[Given data start]

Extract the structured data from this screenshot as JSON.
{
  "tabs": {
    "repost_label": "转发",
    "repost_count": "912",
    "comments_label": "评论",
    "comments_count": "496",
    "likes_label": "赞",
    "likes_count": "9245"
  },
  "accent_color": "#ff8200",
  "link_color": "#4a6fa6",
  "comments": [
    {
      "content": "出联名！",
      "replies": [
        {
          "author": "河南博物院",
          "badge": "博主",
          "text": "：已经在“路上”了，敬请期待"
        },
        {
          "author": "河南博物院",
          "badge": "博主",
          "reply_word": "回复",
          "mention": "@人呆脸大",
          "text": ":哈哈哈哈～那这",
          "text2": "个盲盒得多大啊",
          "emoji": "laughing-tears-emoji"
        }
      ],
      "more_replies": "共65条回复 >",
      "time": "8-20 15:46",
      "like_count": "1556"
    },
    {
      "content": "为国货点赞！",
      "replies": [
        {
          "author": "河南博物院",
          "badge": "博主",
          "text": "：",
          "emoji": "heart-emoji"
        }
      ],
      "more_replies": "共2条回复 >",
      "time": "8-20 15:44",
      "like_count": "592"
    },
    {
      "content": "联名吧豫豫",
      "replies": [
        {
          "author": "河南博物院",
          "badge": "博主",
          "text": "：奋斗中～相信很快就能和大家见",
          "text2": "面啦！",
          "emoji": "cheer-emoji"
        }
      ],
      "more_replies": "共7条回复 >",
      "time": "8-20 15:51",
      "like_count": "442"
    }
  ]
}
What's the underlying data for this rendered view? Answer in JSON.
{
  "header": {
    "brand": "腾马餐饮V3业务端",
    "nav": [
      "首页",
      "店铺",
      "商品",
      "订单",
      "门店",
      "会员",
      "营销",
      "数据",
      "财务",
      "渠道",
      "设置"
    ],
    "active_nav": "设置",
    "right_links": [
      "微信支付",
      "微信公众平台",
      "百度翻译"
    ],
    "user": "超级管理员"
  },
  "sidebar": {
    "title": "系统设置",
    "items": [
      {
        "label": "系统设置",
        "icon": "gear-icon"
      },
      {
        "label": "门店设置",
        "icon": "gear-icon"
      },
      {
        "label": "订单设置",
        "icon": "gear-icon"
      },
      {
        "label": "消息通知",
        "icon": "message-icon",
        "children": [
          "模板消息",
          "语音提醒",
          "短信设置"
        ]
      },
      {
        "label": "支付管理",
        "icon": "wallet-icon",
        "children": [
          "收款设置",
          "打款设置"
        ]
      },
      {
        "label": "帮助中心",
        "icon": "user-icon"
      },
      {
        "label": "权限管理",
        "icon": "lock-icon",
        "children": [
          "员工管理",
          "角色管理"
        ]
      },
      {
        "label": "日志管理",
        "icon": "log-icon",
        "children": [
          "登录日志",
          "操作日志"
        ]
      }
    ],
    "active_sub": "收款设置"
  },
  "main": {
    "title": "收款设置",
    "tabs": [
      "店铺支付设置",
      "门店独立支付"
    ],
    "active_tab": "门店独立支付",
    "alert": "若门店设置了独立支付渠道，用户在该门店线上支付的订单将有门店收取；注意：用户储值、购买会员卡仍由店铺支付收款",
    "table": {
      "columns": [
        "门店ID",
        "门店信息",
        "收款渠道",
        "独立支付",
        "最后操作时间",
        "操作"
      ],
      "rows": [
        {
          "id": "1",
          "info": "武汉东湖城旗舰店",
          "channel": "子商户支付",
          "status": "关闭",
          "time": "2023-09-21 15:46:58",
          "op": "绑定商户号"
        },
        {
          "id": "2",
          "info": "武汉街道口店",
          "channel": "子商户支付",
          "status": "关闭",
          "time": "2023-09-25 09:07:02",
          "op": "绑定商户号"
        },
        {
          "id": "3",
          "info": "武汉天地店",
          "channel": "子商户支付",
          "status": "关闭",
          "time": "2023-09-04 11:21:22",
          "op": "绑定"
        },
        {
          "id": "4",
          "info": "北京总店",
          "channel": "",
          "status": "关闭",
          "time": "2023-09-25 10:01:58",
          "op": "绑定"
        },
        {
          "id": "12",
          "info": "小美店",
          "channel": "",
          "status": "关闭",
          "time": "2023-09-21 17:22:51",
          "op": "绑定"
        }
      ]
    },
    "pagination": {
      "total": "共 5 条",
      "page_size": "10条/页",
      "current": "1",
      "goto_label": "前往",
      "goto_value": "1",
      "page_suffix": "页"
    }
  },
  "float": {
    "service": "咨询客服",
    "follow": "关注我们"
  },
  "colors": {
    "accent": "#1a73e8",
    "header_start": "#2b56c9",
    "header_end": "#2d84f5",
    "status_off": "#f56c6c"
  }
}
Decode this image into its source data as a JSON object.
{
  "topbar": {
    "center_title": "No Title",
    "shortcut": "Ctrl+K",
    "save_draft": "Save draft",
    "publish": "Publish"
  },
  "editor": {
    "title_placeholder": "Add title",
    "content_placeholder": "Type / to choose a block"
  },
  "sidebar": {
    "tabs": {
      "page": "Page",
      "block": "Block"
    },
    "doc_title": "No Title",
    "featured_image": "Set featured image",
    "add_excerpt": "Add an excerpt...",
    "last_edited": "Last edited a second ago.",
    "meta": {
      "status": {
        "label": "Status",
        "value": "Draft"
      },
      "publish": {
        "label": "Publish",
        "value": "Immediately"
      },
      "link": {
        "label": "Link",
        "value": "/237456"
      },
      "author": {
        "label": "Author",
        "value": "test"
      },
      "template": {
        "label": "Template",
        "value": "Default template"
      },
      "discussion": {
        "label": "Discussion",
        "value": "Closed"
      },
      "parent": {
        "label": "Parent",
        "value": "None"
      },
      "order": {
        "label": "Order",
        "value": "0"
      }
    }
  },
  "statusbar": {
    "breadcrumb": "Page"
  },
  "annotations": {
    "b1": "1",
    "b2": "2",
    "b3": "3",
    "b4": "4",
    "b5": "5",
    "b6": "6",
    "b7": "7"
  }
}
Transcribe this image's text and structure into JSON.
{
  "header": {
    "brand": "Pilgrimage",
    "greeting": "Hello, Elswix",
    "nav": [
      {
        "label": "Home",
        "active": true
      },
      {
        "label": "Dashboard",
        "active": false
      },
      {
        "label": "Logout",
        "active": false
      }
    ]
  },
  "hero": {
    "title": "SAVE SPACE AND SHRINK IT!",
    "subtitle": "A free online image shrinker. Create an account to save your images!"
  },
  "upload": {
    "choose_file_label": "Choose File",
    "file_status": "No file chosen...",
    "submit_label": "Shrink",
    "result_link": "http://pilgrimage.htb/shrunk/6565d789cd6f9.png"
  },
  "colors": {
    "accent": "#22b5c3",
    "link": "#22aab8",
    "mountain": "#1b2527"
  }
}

[Given data end]

** Aim of the exercise **
Go through the entries and repeat each one exactly.

** Answer to this problem **
Extract the structured data from this screenshot as JSON.
{
  "tabs": {
    "repost_label": "转发",
    "repost_count": "912",
    "comments_label": "评论",
    "comments_count": "496",
    "likes_label": "赞",
    "likes_count": "9245"
  },
  "accent_color": "#ff8200",
  "link_color": "#4a6fa6",
  "comments": [
    {
      "content": "出联名！",
      "replies": [
        {
          "author": "河南博物院",
          "badge": "博主",
          "text": "：已经在“路上”了，敬请期待"
        },
        {
          "author": "河南博物院",
          "badge": "博主",
          "reply_word": "回复",
          "mention": "@人呆脸大",
          "text": ":哈哈哈哈～那这",
          "text2": "个盲盒得多大啊",
          "emoji": "laughing-tears-emoji"
        }
      ],
      "more_replies": "共65条回复 >",
      "time": "8-20 15:46",
      "like_count": "1556"
    },
    {
      "content": "为国货点赞！",
      "replies": [
        {
          "author": "河南博物院",
          "badge": "博主",
          "text": "：",
          "emoji": "heart-emoji"
        }
      ],
      "more_replies": "共2条回复 >",
      "time": "8-20 15:44",
      "like_count": "592"
    },
    {
      "content": "联名吧豫豫",
      "replies": [
        {
          "author": "河南博物院",
          "badge": "博主",
          "text": "：奋斗中～相信很快就能和大家见",
          "text2": "面啦！",
          "emoji": "cheer-emoji"
        }
      ],
      "more_replies": "共7条回复 >",
      "time": "8-20 15:51",
      "like_count": "442"
    }
  ]
}
What's the underlying data for this rendered view? Answer in JSON.
{
  "header": {
    "brand": "腾马餐饮V3业务端",
    "nav": [
      "首页",
      "店铺",
      "商品",
      "订单",
      "门店",
      "会员",
      "营销",
      "数据",
      "财务",
      "渠道",
      "设置"
    ],
    "active_nav": "设置",
    "right_links": [
      "微信支付",
      "微信公众平台",
      "百度翻译"
    ],
    "user": "超级管理员"
  },
  "sidebar": {
    "title": "系统设置",
    "items": [
      {
        "label": "系统设置",
        "icon": "gear-icon"
      },
      {
        "label": "门店设置",
        "icon": "gear-icon"
      },
      {
        "label": "订单设置",
        "icon": "gear-icon"
      },
      {
        "label": "消息通知",
        "icon": "message-icon",
        "children": [
          "模板消息",
          "语音提醒",
          "短信设置"
        ]
      },
      {
        "label": "支付管理",
        "icon": "wallet-icon",
        "children": [
          "收款设置",
          "打款设置"
        ]
      },
      {
        "label": "帮助中心",
        "icon": "user-icon"
      },
      {
        "label": "权限管理",
        "icon": "lock-icon",
        "children": [
          "员工管理",
          "角色管理"
        ]
      },
      {
        "label": "日志管理",
        "icon": "log-icon",
        "children": [
          "登录日志",
          "操作日志"
        ]
      }
    ],
    "active_sub": "收款设置"
  },
  "main": {
    "title": "收款设置",
    "tabs": [
      "店铺支付设置",
      "门店独立支付"
    ],
    "active_tab": "门店独立支付",
    "alert": "若门店设置了独立支付渠道，用户在该门店线上支付的订单将有门店收取；注意：用户储值、购买会员卡仍由店铺支付收款",
    "table": {
      "columns": [
        "门店ID",
        "门店信息",
        "收款渠道",
        "独立支付",
        "最后操作时间",
        "操作"
      ],
      "rows": [
        {
          "id": "1",
          "info": "武汉东湖城旗舰店",
          "channel": "子商户支付",
          "status": "关闭",
          "time": "2023-09-21 15:46:58",
          "op": "绑定商户号"
        },
        {
          "id": "2",
          "info": "武汉街道口店",
          "channel": "子商户支付",
          "status": "关闭",
          "time": "2023-09-25 09:07:02",
          "op": "绑定商户号"
        },
        {
          "id": "3",
          "info": "武汉天地店",
          "channel": "子商户支付",
          "status": "关闭",
          "time": "2023-09-04 11:21:22",
          "op": "绑定"
        },
        {
          "id": "4",
          "info": "北京总店",
          "channel": "",
          "status": "关闭",
          "time": "2023-09-25 10:01:58",
          "op": "绑定"
        },
        {
          "id": "12",
          "info": "小美店",
          "channel": "",
          "status": "关闭",
          "time": "2023-09-21 17:22:51",
          "op": "绑定"
        }
      ]
    },
    "pagination": {
      "total": "共 5 条",
      "page_size": "10条/页",
      "current": "1",
      "goto_label": "前往",
      "goto_value": "1",
      "page_suffix": "页"
    }
  },
  "float": {
    "service": "咨询客服",
    "follow": "关注我们"
  },
  "colors": {
    "accent": "#1a73e8",
    "header_start": "#2b56c9",
    "header_end": "#2d84f5",
    "status_off": "#f56c6c"
  }
}
Decode this image into its source data as a JSON object.
{
  "topbar": {
    "center_title": "No Title",
    "shortcut": "Ctrl+K",
    "save_draft": "Save draft",
    "publish": "Publish"
  },
  "editor": {
    "title_placeholder": "Add title",
    "content_placeholder": "Type / to choose a block"
  },
  "sidebar": {
    "tabs": {
      "page": "Page",
      "block": "Block"
    },
    "doc_title": "No Title",
    "featured_image": "Set featured image",
    "add_excerpt": "Add an excerpt...",
    "last_edited": "Last edited a second ago.",
    "meta": {
      "status": {
        "label": "Status",
        "value": "Draft"
      },
      "publish": {
        "label": "Publish",
        "value": "Immediately"
      },
      "link": {
        "label": "Link",
        "value": "/237456"
      },
      "author": {
        "label": "Author",
        "value": "test"
      },
      "template": {
        "label": "Template",
        "value": "Default template"
      },
      "discussion": {
        "label": "Discussion",
        "value": "Closed"
      },
      "parent": {
        "label": "Parent",
        "value": "None"
      },
      "order": {
        "label": "Order",
        "value": "0"
      }
    }
  },
  "statusbar": {
    "breadcrumb": "Page"
  },
  "annotations": {
    "b1": "1",
    "b2": "2",
    "b3": "3",
    "b4": "4",
    "b5": "5",
    "b6": "6",
    "b7": "7"
  }
}
Transcribe this image's text and structure into JSON.
{
  "header": {
    "brand": "Pilgrimage",
    "greeting": "Hello, Elswix",
    "nav": [
      {
        "label": "Home",
        "active": true
      },
      {
        "label": "Dashboard",
        "active": false
      },
      {
        "label": "Logout",
        "active": false
      }
    ]
  },
  "hero": {
    "title": "SAVE SPACE AND SHRINK IT!",
    "subtitle": "A free online image shrinker. Create an account to save your images!"
  },
  "upload": {
    "choose_file_label": "Choose File",
    "file_status": "No file chosen...",
    "submit_label": "Shrink",
    "result_link": "http://pilgrimage.htb/shrunk/6565d789cd6f9.png"
  },
  "colors": {
    "accent": "#22b5c3",
    "link": "#22aab8",
    "mountain": "#1b2527"
  }
}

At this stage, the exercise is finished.